**What to produce**. Transcribe the entries below exactly.

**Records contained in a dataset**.
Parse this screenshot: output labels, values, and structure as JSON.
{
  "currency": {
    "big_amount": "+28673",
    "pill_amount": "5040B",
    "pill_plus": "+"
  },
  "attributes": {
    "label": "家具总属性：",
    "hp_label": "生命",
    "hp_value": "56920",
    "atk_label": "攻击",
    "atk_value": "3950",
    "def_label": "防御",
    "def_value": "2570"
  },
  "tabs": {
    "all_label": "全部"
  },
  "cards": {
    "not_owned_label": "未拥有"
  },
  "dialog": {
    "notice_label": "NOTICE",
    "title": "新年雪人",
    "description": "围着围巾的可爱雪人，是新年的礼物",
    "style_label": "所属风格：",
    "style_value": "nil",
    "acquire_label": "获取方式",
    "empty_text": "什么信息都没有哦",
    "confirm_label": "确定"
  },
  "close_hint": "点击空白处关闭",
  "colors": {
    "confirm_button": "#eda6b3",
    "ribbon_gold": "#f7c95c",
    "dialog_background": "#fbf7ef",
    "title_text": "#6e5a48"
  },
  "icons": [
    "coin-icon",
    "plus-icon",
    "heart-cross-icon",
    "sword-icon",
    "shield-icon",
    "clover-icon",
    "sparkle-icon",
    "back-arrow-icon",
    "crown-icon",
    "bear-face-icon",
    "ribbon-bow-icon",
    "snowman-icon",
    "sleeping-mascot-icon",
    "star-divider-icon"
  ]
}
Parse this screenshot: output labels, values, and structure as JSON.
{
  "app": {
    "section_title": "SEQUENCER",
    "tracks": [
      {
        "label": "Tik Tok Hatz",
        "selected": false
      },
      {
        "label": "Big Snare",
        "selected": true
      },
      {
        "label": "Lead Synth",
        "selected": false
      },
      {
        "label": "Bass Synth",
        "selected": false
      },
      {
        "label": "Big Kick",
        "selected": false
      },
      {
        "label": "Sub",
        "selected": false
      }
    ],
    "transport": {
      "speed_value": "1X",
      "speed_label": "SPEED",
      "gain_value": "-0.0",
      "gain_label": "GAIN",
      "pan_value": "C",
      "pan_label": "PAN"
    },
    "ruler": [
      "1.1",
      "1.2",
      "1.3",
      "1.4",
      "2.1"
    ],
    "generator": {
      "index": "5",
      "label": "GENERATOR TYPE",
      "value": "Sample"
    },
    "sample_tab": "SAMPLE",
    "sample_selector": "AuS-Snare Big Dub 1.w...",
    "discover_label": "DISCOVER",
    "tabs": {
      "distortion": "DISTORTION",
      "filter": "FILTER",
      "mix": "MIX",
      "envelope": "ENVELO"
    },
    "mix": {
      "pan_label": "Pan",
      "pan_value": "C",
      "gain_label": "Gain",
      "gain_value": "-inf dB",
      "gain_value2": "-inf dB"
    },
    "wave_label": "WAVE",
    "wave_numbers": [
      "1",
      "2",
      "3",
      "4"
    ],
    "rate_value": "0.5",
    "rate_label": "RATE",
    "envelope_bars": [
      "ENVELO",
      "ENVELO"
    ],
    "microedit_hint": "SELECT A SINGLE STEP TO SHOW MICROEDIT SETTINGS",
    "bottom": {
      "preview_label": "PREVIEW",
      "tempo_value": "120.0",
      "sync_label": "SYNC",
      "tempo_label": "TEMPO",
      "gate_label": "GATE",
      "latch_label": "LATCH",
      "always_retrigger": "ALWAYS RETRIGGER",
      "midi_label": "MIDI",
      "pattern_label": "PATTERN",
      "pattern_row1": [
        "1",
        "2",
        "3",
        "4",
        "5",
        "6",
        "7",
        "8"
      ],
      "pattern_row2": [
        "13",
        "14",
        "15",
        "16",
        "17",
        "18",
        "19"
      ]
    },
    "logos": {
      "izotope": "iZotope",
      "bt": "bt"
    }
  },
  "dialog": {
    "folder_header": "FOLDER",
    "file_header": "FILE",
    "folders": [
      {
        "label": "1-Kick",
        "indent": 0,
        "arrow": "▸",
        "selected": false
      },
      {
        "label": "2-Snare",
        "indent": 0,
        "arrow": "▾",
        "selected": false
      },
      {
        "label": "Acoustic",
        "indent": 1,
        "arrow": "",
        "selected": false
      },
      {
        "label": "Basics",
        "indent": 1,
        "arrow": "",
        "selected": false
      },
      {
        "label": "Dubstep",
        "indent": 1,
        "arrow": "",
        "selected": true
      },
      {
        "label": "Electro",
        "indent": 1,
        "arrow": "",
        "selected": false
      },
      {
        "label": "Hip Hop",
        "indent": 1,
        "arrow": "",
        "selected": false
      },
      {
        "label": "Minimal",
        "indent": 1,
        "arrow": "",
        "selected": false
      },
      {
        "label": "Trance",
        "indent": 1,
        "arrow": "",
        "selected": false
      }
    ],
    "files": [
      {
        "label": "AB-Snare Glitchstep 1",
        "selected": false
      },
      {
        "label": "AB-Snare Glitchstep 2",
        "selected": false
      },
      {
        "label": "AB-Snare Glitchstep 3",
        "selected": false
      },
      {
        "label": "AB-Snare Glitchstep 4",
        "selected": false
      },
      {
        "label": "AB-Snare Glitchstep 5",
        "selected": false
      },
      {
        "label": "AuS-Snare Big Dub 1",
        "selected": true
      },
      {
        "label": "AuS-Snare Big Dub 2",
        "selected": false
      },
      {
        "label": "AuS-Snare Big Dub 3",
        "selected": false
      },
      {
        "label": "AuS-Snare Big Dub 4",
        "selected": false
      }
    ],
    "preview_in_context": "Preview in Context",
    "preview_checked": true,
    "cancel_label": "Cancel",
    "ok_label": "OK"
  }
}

**Response**.
Parse this screenshot: output labels, values, and structure as JSON.
{
  "currency": {
    "big_amount": "+28673",
    "pill_amount": "5040B",
    "pill_plus": "+"
  },
  "attributes": {
    "label": "家具总属性：",
    "hp_label": "生命",
    "hp_value": "56920",
    "atk_label": "攻击",
    "atk_value": "3950",
    "def_label": "防御",
    "def_value": "2570"
  },
  "tabs": {
    "all_label": "全部"
  },
  "cards": {
    "not_owned_label": "未拥有"
  },
  "dialog": {
    "notice_label": "NOTICE",
    "title": "新年雪人",
    "description": "围着围巾的可爱雪人，是新年的礼物",
    "style_label": "所属风格：",
    "style_value": "nil",
    "acquire_label": "获取方式",
    "empty_text": "什么信息都没有哦",
    "confirm_label": "确定"
  },
  "close_hint": "点击空白处关闭",
  "colors": {
    "confirm_button": "#eda6b3",
    "ribbon_gold": "#f7c95c",
    "dialog_background": "#fbf7ef",
    "title_text": "#6e5a48"
  },
  "icons": [
    "coin-icon",
    "plus-icon",
    "heart-cross-icon",
    "sword-icon",
    "shield-icon",
    "clover-icon",
    "sparkle-icon",
    "back-arrow-icon",
    "crown-icon",
    "bear-face-icon",
    "ribbon-bow-icon",
    "snowman-icon",
    "sleeping-mascot-icon",
    "star-divider-icon"
  ]
}
Parse this screenshot: output labels, values, and structure as JSON.
{
  "app": {
    "section_title": "SEQUENCER",
    "tracks": [
      {
        "label": "Tik Tok Hatz",
        "selected": false
      },
      {
        "label": "Big Snare",
        "selected": true
      },
      {
        "label": "Lead Synth",
        "selected": false
      },
      {
        "label": "Bass Synth",
        "selected": false
      },
      {
        "label": "Big Kick",
        "selected": false
      },
      {
        "label": "Sub",
        "selected": false
      }
    ],
    "transport": {
      "speed_value": "1X",
      "speed_label": "SPEED",
      "gain_value": "-0.0",
      "gain_label": "GAIN",
      "pan_value": "C",
      "pan_label": "PAN"
    },
    "ruler": [
      "1.1",
      "1.2",
      "1.3",
      "1.4",
      "2.1"
    ],
    "generator": {
      "index": "5",
      "label": "GENERATOR TYPE",
      "value": "Sample"
    },
    "sample_tab": "SAMPLE",
    "sample_selector": "AuS-Snare Big Dub 1.w...",
    "discover_label": "DISCOVER",
    "tabs": {
      "distortion": "DISTORTION",
      "filter": "FILTER",
      "mix": "MIX",
      "envelope": "ENVELO"
    },
    "mix": {
      "pan_label": "Pan",
      "pan_value": "C",
      "gain_label": "Gain",
      "gain_value": "-inf dB",
      "gain_value2": "-inf dB"
    },
    "wave_label": "WAVE",
    "wave_numbers": [
      "1",
      "2",
      "3",
      "4"
    ],
    "rate_value": "0.5",
    "rate_label": "RATE",
    "envelope_bars": [
      "ENVELO",
      "ENVELO"
    ],
    "microedit_hint": "SELECT A SINGLE STEP TO SHOW MICROEDIT SETTINGS",
    "bottom": {
      "preview_label": "PREVIEW",
      "tempo_value": "120.0",
      "sync_label": "SYNC",
      "tempo_label": "TEMPO",
      "gate_label": "GATE",
      "latch_label": "LATCH",
      "always_retrigger": "ALWAYS RETRIGGER",
      "midi_label": "MIDI",
      "pattern_label": "PATTERN",
      "pattern_row1": [
        "1",
        "2",
        "3",
        "4",
        "5",
        "6",
        "7",
        "8"
      ],
      "pattern_row2": [
        "13",
        "14",
        "15",
        "16",
        "17",
        "18",
        "19"
      ]
    },
    "logos": {
      "izotope": "iZotope",
      "bt": "bt"
    }
  },
  "dialog": {
    "folder_header": "FOLDER",
    "file_header": "FILE",
    "folders": [
      {
        "label": "1-Kick",
        "indent": 0,
        "arrow": "▸",
        "selected": false
      },
      {
        "label": "2-Snare",
        "indent": 0,
        "arrow": "▾",
        "selected": false
      },
      {
        "label": "Acoustic",
        "indent": 1,
        "arrow": "",
        "selected": false
      },
      {
        "label": "Basics",
        "indent": 1,
        "arrow": "",
        "selected": false
      },
      {
        "label": "Dubstep",
        "indent": 1,
        "arrow": "",
        "selected": true
      },
      {
        "label": "Electro",
        "indent": 1,
        "arrow": "",
        "selected": false
      },
      {
        "label": "Hip Hop",
        "indent": 1,
        "arrow": "",
        "selected": false
      },
      {
        "label": "Minimal",
        "indent": 1,
        "arrow": "",
        "selected": false
      },
      {
        "label": "Trance",
        "indent": 1,
        "arrow": "",
        "selected": false
      }
    ],
    "files": [
      {
        "label": "AB-Snare Glitchstep 1",
        "selected": false
      },
      {
        "label": "AB-Snare Glitchstep 2",
        "selected": false
      },
      {
        "label": "AB-Snare Glitchstep 3",
        "selected": false
      },
      {
        "label": "AB-Snare Glitchstep 4",
        "selected": false
      },
      {
        "label": "AB-Snare Glitchstep 5",
        "selected": false
      },
      {
        "label": "AuS-Snare Big Dub 1",
        "selected": true
      },
      {
        "label": "AuS-Snare Big Dub 2",
        "selected": false
      },
      {
        "label": "AuS-Snare Big Dub 3",
        "selected": false
      },
      {
        "label": "AuS-Snare Big Dub 4",
        "selected": false
      }
    ],
    "preview_in_context": "Preview in Context",
    "preview_checked": true,
    "cancel_label": "Cancel",
    "ok_label": "OK"
  }
}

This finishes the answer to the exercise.